RECORD EXTRACTS:
- - -

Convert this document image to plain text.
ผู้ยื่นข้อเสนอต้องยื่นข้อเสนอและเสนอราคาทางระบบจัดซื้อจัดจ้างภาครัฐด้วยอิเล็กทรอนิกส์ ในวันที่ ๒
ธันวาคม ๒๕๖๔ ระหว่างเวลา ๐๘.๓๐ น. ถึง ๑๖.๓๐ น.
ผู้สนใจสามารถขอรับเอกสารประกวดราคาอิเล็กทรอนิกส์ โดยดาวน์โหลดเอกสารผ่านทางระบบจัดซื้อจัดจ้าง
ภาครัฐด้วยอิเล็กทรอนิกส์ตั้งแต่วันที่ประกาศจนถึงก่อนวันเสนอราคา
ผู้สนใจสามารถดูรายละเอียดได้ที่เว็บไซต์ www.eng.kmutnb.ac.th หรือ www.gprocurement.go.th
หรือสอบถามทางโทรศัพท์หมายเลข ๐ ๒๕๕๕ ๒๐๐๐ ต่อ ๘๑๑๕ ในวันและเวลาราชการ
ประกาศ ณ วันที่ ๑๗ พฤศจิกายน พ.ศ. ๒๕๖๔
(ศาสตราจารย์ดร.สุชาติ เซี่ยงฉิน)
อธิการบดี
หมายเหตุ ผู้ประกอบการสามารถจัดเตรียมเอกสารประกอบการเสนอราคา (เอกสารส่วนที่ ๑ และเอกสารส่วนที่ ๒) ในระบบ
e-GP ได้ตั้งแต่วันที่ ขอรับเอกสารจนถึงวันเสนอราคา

- - -

WRITTEN REQUEST: Word for word, write out the data.

FULL OUTPUT:
Convert this document image to plain text.
ผู้ยื่นข้อเสนอต้องยื่นข้อเสนอและเสนอราคาทางระบบจัดซื้อจัดจ้างภาครัฐด้วยอิเล็กทรอนิกส์ ในวันที่ ๒
ธันวาคม ๒๕๖๔ ระหว่างเวลา ๐๘.๓๐ น. ถึง ๑๖.๓๐ น.
ผู้สนใจสามารถขอรับเอกสารประกวดราคาอิเล็กทรอนิกส์ โดยดาวน์โหลดเอกสารผ่านทางระบบจัดซื้อจัดจ้าง
ภาครัฐด้วยอิเล็กทรอนิกส์ตั้งแต่วันที่ประกาศจนถึงก่อนวันเสนอราคา
ผู้สนใจสามารถดูรายละเอียดได้ที่เว็บไซต์ www.eng.kmutnb.ac.th หรือ www.gprocurement.go.th
หรือสอบถามทางโทรศัพท์หมายเลข ๐ ๒๕๕๕ ๒๐๐๐ ต่อ ๘๑๑๕ ในวันและเวลาราชการ
ประกาศ ณ วันที่ ๑๗ พฤศจิกายน พ.ศ. ๒๕๖๔
(ศาสตราจารย์ดร.สุชาติ เซี่ยงฉิน)
อธิการบดี
หมายเหตุ ผู้ประกอบการสามารถจัดเตรียมเอกสารประกอบการเสนอราคา (เอกสารส่วนที่ ๑ และเอกสารส่วนที่ ๒) ในระบบ
e-GP ได้ตั้งแต่วันที่ ขอรับเอกสารจนถึงวันเสนอราคา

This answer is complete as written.